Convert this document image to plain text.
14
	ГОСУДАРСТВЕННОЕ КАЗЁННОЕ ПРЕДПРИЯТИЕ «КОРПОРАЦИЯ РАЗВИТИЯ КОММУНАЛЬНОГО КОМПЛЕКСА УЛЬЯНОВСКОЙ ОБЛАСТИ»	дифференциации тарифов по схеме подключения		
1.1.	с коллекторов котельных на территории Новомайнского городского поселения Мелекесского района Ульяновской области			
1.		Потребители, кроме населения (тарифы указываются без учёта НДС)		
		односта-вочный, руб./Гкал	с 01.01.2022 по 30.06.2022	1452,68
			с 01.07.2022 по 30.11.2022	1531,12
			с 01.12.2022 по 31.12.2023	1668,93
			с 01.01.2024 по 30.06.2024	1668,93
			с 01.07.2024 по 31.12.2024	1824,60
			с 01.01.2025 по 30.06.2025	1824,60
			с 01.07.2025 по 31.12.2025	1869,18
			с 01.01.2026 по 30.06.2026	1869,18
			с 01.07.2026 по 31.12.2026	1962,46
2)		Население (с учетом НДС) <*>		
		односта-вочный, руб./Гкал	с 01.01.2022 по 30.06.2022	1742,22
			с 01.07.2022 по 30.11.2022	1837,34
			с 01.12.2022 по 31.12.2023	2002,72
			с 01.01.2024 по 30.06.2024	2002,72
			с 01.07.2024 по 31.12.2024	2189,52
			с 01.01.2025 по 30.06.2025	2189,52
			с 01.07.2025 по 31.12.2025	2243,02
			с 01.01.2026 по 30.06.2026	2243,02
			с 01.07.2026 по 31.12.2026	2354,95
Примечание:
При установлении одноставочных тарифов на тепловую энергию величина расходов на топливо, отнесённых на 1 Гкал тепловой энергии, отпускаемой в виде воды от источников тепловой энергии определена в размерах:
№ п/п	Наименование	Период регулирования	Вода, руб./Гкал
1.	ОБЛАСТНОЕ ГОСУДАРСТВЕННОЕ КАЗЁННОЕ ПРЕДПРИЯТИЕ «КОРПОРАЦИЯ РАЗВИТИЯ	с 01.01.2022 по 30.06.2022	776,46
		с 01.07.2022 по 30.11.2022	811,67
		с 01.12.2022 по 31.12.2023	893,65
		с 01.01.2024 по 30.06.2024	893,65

- _PROBLEM REQUIREMENTS_:
Only lines with the string "КОРПОРАЦИЯ" belong in your answer; copy each one.

- _PROBLEM SOLUTION_:
	ГОСУДАРСТВЕННОЕ КАЗЁННОЕ ПРЕДПРИЯТИЕ «КОРПОРАЦИЯ РАЗВИТИЯ КОММУНАЛЬНОГО КОМПЛЕКСА УЛЬЯНОВСКОЙ ОБЛАСТИ»	дифференциации тарифов по схеме подключения		
1.	ОБЛАСТНОЕ ГОСУДАРСТВЕННОЕ КАЗЁННОЕ ПРЕДПРИЯТИЕ «КОРПОРАЦИЯ РАЗВИТИЯ	с 01.01.2022 по 30.06.2022	776,46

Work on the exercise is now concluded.